Requirements.
Output every entry exactly as written.

┌──

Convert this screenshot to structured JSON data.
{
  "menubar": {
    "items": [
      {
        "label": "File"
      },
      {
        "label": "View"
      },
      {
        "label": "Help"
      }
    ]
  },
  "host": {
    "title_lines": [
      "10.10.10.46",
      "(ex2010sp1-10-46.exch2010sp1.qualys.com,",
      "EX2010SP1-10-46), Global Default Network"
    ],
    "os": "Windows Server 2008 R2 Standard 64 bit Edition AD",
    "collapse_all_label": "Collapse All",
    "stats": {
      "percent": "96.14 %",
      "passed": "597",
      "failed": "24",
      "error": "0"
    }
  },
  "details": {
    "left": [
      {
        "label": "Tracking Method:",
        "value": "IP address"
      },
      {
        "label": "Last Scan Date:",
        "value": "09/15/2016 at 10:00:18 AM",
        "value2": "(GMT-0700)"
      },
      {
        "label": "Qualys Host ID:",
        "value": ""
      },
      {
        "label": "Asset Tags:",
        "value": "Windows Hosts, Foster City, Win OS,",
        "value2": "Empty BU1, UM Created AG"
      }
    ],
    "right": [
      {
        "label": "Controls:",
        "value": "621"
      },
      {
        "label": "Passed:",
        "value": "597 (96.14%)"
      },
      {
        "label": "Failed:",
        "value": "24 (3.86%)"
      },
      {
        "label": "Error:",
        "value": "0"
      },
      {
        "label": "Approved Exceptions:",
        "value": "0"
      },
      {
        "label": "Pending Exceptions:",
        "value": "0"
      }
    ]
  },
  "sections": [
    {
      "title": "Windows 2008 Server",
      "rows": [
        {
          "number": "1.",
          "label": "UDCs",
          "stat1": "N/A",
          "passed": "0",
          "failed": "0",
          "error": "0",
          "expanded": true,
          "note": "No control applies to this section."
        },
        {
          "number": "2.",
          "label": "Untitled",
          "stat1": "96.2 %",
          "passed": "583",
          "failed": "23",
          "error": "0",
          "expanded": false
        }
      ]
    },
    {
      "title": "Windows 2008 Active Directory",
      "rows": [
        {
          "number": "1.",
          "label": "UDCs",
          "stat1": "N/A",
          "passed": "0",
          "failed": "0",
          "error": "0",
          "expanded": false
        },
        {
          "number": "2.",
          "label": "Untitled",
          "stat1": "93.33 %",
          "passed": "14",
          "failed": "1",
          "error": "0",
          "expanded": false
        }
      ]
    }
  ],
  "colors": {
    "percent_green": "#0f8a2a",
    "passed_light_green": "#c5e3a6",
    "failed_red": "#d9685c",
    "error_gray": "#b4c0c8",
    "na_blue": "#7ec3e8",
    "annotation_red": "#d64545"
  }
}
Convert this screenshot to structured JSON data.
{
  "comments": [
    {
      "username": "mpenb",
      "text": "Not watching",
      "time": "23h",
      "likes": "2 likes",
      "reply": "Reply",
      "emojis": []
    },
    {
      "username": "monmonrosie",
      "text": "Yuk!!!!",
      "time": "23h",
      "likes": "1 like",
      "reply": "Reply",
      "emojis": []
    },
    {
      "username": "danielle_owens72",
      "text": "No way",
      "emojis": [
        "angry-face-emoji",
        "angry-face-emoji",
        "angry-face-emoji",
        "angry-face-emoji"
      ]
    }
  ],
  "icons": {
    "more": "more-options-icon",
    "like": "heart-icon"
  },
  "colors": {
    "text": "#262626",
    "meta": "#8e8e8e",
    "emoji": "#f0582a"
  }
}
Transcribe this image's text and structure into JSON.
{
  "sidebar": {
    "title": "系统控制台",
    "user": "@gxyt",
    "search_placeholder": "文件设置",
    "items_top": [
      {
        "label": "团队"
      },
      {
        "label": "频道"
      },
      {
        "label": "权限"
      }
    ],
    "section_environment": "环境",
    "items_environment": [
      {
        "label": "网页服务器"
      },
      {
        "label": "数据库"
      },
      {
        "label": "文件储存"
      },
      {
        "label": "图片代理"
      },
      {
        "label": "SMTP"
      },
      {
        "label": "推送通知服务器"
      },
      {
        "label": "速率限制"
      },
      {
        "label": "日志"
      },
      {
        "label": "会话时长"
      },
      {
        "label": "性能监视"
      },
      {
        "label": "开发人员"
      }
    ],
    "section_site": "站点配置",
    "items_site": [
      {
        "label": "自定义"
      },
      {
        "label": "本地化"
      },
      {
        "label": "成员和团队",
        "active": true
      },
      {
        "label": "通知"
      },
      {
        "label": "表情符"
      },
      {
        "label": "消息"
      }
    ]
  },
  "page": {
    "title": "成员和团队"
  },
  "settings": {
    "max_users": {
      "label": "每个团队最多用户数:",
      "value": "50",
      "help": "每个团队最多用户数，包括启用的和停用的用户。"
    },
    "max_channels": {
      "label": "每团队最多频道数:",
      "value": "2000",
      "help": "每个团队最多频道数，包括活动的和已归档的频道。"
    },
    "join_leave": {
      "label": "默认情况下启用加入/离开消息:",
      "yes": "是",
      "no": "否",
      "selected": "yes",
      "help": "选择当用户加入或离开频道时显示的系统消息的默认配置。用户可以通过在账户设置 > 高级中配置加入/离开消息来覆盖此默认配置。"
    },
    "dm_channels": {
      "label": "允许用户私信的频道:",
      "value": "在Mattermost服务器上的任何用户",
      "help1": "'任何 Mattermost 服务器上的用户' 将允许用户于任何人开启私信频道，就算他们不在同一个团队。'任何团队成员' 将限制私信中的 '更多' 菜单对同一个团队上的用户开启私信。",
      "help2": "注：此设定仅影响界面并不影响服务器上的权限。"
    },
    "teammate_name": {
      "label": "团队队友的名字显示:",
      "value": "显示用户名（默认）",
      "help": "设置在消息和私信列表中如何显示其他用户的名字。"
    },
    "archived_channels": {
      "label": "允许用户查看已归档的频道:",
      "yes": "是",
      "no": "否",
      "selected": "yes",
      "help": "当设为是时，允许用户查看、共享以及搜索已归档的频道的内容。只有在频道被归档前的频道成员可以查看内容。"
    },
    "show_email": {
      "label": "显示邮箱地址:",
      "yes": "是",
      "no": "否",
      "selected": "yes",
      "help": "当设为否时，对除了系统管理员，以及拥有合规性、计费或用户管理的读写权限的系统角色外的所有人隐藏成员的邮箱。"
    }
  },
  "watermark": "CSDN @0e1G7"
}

└──

Problem solution.
Convert this screenshot to structured JSON data.
{
  "menubar": {
    "items": [
      {
        "label": "File"
      },
      {
        "label": "View"
      },
      {
        "label": "Help"
      }
    ]
  },
  "host": {
    "title_lines": [
      "10.10.10.46",
      "(ex2010sp1-10-46.exch2010sp1.qualys.com,",
      "EX2010SP1-10-46), Global Default Network"
    ],
    "os": "Windows Server 2008 R2 Standard 64 bit Edition AD",
    "collapse_all_label": "Collapse All",
    "stats": {
      "percent": "96.14 %",
      "passed": "597",
      "failed": "24",
      "error": "0"
    }
  },
  "details": {
    "left": [
      {
        "label": "Tracking Method:",
        "value": "IP address"
      },
      {
        "label": "Last Scan Date:",
        "value": "09/15/2016 at 10:00:18 AM",
        "value2": "(GMT-0700)"
      },
      {
        "label": "Qualys Host ID:",
        "value": ""
      },
      {
        "label": "Asset Tags:",
        "value": "Windows Hosts, Foster City, Win OS,",
        "value2": "Empty BU1, UM Created AG"
      }
    ],
    "right": [
      {
        "label": "Controls:",
        "value": "621"
      },
      {
        "label": "Passed:",
        "value": "597 (96.14%)"
      },
      {
        "label": "Failed:",
        "value": "24 (3.86%)"
      },
      {
        "label": "Error:",
        "value": "0"
      },
      {
        "label": "Approved Exceptions:",
        "value": "0"
      },
      {
        "label": "Pending Exceptions:",
        "value": "0"
      }
    ]
  },
  "sections": [
    {
      "title": "Windows 2008 Server",
      "rows": [
        {
          "number": "1.",
          "label": "UDCs",
          "stat1": "N/A",
          "passed": "0",
          "failed": "0",
          "error": "0",
          "expanded": true,
          "note": "No control applies to this section."
        },
        {
          "number": "2.",
          "label": "Untitled",
          "stat1": "96.2 %",
          "passed": "583",
          "failed": "23",
          "error": "0",
          "expanded": false
        }
      ]
    },
    {
      "title": "Windows 2008 Active Directory",
      "rows": [
        {
          "number": "1.",
          "label": "UDCs",
          "stat1": "N/A",
          "passed": "0",
          "failed": "0",
          "error": "0",
          "expanded": false
        },
        {
          "number": "2.",
          "label": "Untitled",
          "stat1": "93.33 %",
          "passed": "14",
          "failed": "1",
          "error": "0",
          "expanded": false
        }
      ]
    }
  ],
  "colors": {
    "percent_green": "#0f8a2a",
    "passed_light_green": "#c5e3a6",
    "failed_red": "#d9685c",
    "error_gray": "#b4c0c8",
    "na_blue": "#7ec3e8",
    "annotation_red": "#d64545"
  }
}
Convert this screenshot to structured JSON data.
{
  "comments": [
    {
      "username": "mpenb",
      "text": "Not watching",
      "time": "23h",
      "likes": "2 likes",
      "reply": "Reply",
      "emojis": []
    },
    {
      "username": "monmonrosie",
      "text": "Yuk!!!!",
      "time": "23h",
      "likes": "1 like",
      "reply": "Reply",
      "emojis": []
    },
    {
      "username": "danielle_owens72",
      "text": "No way",
      "emojis": [
        "angry-face-emoji",
        "angry-face-emoji",
        "angry-face-emoji",
        "angry-face-emoji"
      ]
    }
  ],
  "icons": {
    "more": "more-options-icon",
    "like": "heart-icon"
  },
  "colors": {
    "text": "#262626",
    "meta": "#8e8e8e",
    "emoji": "#f0582a"
  }
}
Transcribe this image's text and structure into JSON.
{
  "sidebar": {
    "title": "系统控制台",
    "user": "@gxyt",
    "search_placeholder": "文件设置",
    "items_top": [
      {
        "label": "团队"
      },
      {
        "label": "频道"
      },
      {
        "label": "权限"
      }
    ],
    "section_environment": "环境",
    "items_environment": [
      {
        "label": "网页服务器"
      },
      {
        "label": "数据库"
      },
      {
        "label": "文件储存"
      },
      {
        "label": "图片代理"
      },
      {
        "label": "SMTP"
      },
      {
        "label": "推送通知服务器"
      },
      {
        "label": "速率限制"
      },
      {
        "label": "日志"
      },
      {
        "label": "会话时长"
      },
      {
        "label": "性能监视"
      },
      {
        "label": "开发人员"
      }
    ],
    "section_site": "站点配置",
    "items_site": [
      {
        "label": "自定义"
      },
      {
        "label": "本地化"
      },
      {
        "label": "成员和团队",
        "active": true
      },
      {
        "label": "通知"
      },
      {
        "label": "表情符"
      },
      {
        "label": "消息"
      }
    ]
  },
  "page": {
    "title": "成员和团队"
  },
  "settings": {
    "max_users": {
      "label": "每个团队最多用户数:",
      "value": "50",
      "help": "每个团队最多用户数，包括启用的和停用的用户。"
    },
    "max_channels": {
      "label": "每团队最多频道数:",
      "value": "2000",
      "help": "每个团队最多频道数，包括活动的和已归档的频道。"
    },
    "join_leave": {
      "label": "默认情况下启用加入/离开消息:",
      "yes": "是",
      "no": "否",
      "selected": "yes",
      "help": "选择当用户加入或离开频道时显示的系统消息的默认配置。用户可以通过在账户设置 > 高级中配置加入/离开消息来覆盖此默认配置。"
    },
    "dm_channels": {
      "label": "允许用户私信的频道:",
      "value": "在Mattermost服务器上的任何用户",
      "help1": "'任何 Mattermost 服务器上的用户' 将允许用户于任何人开启私信频道，就算他们不在同一个团队。'任何团队成员' 将限制私信中的 '更多' 菜单对同一个团队上的用户开启私信。",
      "help2": "注：此设定仅影响界面并不影响服务器上的权限。"
    },
    "teammate_name": {
      "label": "团队队友的名字显示:",
      "value": "显示用户名（默认）",
      "help": "设置在消息和私信列表中如何显示其他用户的名字。"
    },
    "archived_channels": {
      "label": "允许用户查看已归档的频道:",
      "yes": "是",
      "no": "否",
      "selected": "yes",
      "help": "当设为是时，允许用户查看、共享以及搜索已归档的频道的内容。只有在频道被归档前的频道成员可以查看内容。"
    },
    "show_email": {
      "label": "显示邮箱地址:",
      "yes": "是",
      "no": "否",
      "selected": "yes",
      "help": "当设为否时，对除了系统管理员，以及拥有合规性、计费或用户管理的读写权限的系统角色外的所有人隐藏成员的邮箱。"
    }
  },
  "watermark": "CSDN @0e1G7"
}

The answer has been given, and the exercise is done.